* **REQUIREMENT**:
Scan the lines below; pull out those with "رئیس".

Stored items from a collection
• • • •

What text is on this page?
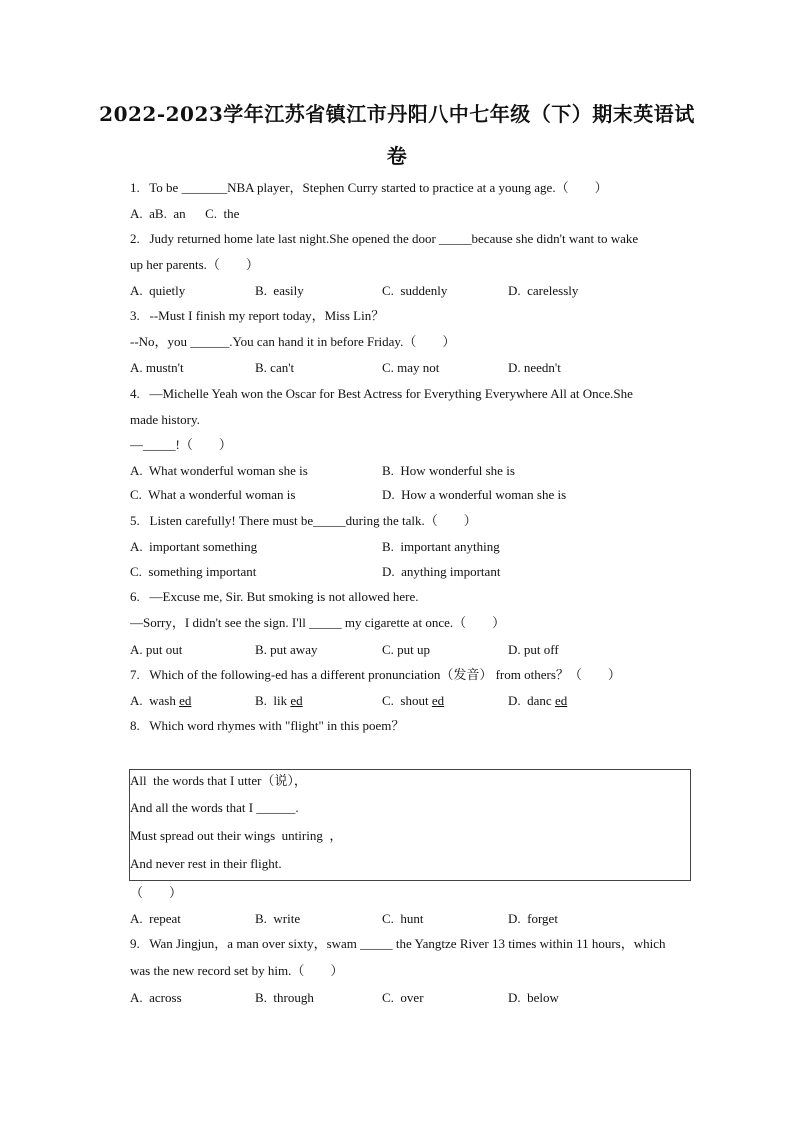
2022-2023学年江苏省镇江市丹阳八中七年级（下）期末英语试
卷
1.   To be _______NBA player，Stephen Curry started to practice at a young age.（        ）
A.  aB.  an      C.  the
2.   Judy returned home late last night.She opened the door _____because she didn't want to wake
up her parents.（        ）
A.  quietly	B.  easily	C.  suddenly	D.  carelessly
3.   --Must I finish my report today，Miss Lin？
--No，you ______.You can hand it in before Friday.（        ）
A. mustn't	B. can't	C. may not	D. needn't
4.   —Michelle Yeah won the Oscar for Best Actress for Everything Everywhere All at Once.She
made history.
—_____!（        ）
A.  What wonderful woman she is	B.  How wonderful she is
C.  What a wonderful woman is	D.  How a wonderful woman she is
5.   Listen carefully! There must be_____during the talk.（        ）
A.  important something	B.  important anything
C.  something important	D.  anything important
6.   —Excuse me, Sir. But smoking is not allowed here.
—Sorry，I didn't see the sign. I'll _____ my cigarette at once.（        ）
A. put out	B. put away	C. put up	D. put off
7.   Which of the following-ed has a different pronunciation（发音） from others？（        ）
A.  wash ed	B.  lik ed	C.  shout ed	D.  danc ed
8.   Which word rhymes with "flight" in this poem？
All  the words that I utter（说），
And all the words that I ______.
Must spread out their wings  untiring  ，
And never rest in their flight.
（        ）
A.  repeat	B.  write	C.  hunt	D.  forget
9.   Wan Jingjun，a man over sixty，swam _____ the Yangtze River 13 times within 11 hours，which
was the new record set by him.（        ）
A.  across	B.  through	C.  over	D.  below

• • • •

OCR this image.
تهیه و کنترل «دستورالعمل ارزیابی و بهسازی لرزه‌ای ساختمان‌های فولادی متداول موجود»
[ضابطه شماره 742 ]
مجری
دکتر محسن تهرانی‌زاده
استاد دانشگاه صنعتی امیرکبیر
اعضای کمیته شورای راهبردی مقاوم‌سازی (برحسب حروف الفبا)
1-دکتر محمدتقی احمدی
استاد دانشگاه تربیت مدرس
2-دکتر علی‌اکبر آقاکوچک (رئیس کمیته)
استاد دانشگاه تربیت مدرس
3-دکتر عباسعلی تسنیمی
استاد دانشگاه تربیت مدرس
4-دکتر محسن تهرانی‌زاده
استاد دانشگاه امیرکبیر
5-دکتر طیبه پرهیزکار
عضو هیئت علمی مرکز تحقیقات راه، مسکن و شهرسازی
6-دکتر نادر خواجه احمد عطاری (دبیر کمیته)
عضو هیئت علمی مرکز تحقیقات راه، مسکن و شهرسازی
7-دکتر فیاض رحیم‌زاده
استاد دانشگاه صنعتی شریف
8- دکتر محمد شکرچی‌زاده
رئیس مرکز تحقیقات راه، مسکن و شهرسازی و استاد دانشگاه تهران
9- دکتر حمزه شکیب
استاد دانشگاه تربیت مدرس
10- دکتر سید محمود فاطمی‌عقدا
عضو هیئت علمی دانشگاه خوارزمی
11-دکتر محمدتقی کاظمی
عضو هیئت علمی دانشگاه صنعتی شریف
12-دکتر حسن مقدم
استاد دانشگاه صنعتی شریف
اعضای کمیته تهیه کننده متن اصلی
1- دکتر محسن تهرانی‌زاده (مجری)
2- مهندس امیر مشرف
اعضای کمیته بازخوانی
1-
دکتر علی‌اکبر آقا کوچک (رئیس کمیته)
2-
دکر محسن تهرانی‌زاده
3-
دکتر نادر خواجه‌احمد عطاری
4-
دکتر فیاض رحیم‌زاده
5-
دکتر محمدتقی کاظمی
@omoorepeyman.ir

• • • •

* **TASK RESPONSE**:
2-دکتر علی‌اکبر آقاکوچک (رئیس کمیته)
رئیس مرکز تحقیقات راه، مسکن و شهرسازی و استاد دانشگاه تهران
دکتر علی‌اکبر آقا کوچک (رئیس کمیته)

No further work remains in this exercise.